▶ **Required work**:
Count the lines below that include the word "screenshot" and write that number alone.

▶ **Given data**:
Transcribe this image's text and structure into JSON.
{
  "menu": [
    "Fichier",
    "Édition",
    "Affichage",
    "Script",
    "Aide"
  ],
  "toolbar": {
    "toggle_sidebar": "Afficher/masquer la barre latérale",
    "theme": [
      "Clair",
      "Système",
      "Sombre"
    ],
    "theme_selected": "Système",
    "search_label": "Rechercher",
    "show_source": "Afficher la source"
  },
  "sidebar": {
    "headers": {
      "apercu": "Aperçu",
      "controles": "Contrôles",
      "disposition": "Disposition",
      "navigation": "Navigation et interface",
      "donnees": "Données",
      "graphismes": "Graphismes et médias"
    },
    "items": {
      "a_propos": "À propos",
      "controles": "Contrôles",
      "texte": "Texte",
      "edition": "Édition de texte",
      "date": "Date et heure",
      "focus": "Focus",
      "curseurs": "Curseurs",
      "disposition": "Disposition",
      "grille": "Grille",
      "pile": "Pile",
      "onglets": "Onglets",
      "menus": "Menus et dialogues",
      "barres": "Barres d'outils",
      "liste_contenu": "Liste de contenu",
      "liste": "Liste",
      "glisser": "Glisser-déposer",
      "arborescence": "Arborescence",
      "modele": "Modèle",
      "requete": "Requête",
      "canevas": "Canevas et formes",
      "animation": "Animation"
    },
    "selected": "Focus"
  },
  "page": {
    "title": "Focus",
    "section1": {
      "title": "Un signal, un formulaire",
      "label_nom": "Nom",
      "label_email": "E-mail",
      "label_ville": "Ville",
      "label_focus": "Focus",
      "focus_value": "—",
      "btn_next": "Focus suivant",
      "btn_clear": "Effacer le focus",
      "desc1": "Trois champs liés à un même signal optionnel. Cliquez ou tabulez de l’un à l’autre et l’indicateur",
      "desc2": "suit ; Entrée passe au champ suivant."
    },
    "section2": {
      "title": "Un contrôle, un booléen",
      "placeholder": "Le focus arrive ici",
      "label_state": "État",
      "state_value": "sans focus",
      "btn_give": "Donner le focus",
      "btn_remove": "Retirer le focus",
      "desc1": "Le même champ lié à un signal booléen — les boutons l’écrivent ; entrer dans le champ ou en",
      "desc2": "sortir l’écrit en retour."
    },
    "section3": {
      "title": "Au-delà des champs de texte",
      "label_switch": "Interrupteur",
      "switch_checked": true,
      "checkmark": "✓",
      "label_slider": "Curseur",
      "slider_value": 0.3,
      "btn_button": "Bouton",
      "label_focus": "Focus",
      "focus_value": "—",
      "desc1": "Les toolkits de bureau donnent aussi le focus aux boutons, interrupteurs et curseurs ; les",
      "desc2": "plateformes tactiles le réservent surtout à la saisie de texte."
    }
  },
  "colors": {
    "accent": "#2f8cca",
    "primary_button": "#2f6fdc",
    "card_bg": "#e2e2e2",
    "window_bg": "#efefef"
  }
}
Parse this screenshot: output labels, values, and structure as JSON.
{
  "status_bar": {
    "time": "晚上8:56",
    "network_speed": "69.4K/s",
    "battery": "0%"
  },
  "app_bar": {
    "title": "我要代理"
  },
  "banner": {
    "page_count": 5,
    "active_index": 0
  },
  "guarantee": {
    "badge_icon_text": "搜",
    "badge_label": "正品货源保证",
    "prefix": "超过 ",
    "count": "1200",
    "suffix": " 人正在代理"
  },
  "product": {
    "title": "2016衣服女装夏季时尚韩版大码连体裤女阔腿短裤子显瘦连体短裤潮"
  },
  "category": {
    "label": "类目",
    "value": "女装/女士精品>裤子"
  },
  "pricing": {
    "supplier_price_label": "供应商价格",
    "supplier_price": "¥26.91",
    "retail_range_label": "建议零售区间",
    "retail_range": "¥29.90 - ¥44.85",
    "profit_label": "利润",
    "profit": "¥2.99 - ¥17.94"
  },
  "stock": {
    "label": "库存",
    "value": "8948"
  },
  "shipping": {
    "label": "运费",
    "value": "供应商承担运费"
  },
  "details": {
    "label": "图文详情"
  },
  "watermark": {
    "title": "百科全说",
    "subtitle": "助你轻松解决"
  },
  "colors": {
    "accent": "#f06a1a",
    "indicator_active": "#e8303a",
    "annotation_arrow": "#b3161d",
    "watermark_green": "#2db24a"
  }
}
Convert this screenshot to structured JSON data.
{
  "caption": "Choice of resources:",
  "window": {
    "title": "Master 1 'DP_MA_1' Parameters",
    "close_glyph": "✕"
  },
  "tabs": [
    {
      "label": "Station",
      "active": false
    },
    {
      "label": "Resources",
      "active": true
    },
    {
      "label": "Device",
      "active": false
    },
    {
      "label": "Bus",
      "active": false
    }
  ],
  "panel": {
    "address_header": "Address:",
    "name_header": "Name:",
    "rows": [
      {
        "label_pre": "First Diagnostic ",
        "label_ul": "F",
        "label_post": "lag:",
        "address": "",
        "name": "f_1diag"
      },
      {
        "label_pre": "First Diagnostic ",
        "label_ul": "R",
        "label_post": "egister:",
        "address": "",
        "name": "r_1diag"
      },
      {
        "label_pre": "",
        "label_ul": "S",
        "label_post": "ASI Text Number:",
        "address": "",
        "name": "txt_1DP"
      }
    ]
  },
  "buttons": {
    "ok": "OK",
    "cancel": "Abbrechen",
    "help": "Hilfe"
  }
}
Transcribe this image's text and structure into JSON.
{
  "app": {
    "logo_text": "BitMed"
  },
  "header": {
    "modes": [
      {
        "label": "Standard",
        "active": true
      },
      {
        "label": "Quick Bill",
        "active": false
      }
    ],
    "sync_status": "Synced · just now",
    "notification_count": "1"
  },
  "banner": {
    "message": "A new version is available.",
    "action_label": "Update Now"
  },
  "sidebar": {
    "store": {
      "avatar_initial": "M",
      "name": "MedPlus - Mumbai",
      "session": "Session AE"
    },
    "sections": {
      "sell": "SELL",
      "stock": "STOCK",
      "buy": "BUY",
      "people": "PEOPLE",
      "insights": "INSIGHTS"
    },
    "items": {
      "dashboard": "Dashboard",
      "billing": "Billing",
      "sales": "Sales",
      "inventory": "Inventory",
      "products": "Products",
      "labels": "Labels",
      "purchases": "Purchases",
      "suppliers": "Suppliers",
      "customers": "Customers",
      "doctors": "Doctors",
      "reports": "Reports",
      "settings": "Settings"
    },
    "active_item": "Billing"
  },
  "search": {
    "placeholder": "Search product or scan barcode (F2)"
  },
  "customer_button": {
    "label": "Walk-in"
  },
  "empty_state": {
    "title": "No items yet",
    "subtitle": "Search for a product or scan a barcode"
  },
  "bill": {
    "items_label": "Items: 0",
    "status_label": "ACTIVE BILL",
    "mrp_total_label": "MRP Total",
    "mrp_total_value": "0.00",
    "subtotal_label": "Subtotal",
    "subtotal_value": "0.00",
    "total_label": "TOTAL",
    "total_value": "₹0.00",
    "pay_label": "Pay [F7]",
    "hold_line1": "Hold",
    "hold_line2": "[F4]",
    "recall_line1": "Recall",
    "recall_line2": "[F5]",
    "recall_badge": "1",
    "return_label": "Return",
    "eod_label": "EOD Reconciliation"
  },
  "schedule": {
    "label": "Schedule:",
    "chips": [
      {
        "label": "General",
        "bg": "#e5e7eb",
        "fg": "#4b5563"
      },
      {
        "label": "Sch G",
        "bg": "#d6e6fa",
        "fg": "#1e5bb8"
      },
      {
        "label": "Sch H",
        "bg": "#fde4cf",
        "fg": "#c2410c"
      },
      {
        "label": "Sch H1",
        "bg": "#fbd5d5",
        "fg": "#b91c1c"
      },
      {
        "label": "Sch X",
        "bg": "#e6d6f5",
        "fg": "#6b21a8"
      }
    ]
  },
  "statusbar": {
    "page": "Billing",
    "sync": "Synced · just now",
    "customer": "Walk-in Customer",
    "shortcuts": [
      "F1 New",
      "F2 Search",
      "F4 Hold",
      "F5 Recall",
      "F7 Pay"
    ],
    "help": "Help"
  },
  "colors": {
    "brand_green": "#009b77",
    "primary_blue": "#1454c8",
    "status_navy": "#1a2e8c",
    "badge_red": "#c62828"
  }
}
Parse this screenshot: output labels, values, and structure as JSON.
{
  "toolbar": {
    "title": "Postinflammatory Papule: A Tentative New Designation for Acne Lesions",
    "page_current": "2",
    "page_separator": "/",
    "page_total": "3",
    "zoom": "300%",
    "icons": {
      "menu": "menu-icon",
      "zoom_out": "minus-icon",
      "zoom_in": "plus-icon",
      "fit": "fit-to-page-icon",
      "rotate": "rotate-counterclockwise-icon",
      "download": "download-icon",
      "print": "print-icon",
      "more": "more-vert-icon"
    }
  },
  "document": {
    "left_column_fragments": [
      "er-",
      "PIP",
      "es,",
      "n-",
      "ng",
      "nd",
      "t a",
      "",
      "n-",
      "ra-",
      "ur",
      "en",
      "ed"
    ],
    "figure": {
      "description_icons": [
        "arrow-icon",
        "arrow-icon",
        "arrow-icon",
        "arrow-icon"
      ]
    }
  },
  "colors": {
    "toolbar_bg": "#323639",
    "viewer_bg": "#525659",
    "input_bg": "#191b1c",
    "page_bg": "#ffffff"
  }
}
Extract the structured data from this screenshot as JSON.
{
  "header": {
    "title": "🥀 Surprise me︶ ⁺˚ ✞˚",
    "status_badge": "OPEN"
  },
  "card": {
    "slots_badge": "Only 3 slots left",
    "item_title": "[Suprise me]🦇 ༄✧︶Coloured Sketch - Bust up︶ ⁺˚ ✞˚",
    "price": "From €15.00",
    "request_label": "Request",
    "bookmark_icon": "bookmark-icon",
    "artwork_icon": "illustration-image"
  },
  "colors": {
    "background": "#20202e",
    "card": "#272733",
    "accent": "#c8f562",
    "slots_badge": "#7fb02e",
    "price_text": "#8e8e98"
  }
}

▶ **Written answer**:
4